WHAT TO DO = Present the data once more in exactly its original form.

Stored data
------------------------------------------------------------------------
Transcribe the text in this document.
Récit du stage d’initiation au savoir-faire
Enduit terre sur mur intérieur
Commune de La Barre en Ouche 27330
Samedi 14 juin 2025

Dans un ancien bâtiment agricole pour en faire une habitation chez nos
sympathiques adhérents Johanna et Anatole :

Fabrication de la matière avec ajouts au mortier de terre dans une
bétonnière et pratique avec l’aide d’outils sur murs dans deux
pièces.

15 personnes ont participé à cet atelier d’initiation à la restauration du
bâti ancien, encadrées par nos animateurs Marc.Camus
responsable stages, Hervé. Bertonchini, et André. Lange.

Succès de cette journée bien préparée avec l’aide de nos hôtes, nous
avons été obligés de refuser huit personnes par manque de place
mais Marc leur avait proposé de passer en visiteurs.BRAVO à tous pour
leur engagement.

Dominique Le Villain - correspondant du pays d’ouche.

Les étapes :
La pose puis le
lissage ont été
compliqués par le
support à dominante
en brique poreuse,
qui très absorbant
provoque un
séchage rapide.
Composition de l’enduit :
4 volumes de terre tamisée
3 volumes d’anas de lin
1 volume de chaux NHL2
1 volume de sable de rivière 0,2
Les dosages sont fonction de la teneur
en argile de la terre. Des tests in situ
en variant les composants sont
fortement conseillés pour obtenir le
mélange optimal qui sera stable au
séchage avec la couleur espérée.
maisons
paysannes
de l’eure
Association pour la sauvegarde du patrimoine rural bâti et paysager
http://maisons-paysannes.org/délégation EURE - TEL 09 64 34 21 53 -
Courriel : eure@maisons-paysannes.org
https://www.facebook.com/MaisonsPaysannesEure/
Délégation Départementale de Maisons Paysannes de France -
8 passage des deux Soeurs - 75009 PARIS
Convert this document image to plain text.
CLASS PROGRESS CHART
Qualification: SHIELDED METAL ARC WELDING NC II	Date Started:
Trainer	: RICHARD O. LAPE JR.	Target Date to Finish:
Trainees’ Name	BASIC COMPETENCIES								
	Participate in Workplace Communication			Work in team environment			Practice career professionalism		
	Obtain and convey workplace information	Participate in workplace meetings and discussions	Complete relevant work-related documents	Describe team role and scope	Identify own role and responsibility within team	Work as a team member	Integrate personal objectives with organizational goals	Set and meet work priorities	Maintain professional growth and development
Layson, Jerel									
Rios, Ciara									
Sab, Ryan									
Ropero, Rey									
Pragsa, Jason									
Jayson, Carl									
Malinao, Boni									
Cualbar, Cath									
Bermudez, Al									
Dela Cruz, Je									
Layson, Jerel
------------------------------------------------------------------------
RESPONSE FOR THIS EXERCISE =
Transcribe the text in this document.
Récit du stage d’initiation au savoir-faire
Enduit terre sur mur intérieur
Commune de La Barre en Ouche 27330
Samedi 14 juin 2025

Dans un ancien bâtiment agricole pour en faire une habitation chez nos
sympathiques adhérents Johanna et Anatole :

Fabrication de la matière avec ajouts au mortier de terre dans une
bétonnière et pratique avec l’aide d’outils sur murs dans deux
pièces.

15 personnes ont participé à cet atelier d’initiation à la restauration du
bâti ancien, encadrées par nos animateurs Marc.Camus
responsable stages, Hervé. Bertonchini, et André. Lange.

Succès de cette journée bien préparée avec l’aide de nos hôtes, nous
avons été obligés de refuser huit personnes par manque de place
mais Marc leur avait proposé de passer en visiteurs.BRAVO à tous pour
leur engagement.

Dominique Le Villain - correspondant du pays d’ouche.

Les étapes :
La pose puis le
lissage ont été
compliqués par le
support à dominante
en brique poreuse,
qui très absorbant
provoque un
séchage rapide.
Composition de l’enduit :
4 volumes de terre tamisée
3 volumes d’anas de lin
1 volume de chaux NHL2
1 volume de sable de rivière 0,2
Les dosages sont fonction de la teneur
en argile de la terre. Des tests in situ
en variant les composants sont
fortement conseillés pour obtenir le
mélange optimal qui sera stable au
séchage avec la couleur espérée.
maisons
paysannes
de l’eure
Association pour la sauvegarde du patrimoine rural bâti et paysager
http://maisons-paysannes.org/délégation EURE - TEL 09 64 34 21 53 -
Courriel : eure@maisons-paysannes.org
https://www.facebook.com/MaisonsPaysannesEure/
Délégation Départementale de Maisons Paysannes de France -
8 passage des deux Soeurs - 75009 PARIS
Convert this document image to plain text.
CLASS PROGRESS CHART
Qualification: SHIELDED METAL ARC WELDING NC II	Date Started:
Trainer	: RICHARD O. LAPE JR.	Target Date to Finish:
Trainees’ Name	BASIC COMPETENCIES								
	Participate in Workplace Communication			Work in team environment			Practice career professionalism		
	Obtain and convey workplace information	Participate in workplace meetings and discussions	Complete relevant work-related documents	Describe team role and scope	Identify own role and responsibility within team	Work as a team member	Integrate personal objectives with organizational goals	Set and meet work priorities	Maintain professional growth and development
Layson, Jerel									
Rios, Ciara									
Sab, Ryan									
Ropero, Rey									
Pragsa, Jason									
Jayson, Carl									
Malinao, Boni									
Cualbar, Cath									
Bermudez, Al									
Dela Cruz, Je									
Layson, Jerel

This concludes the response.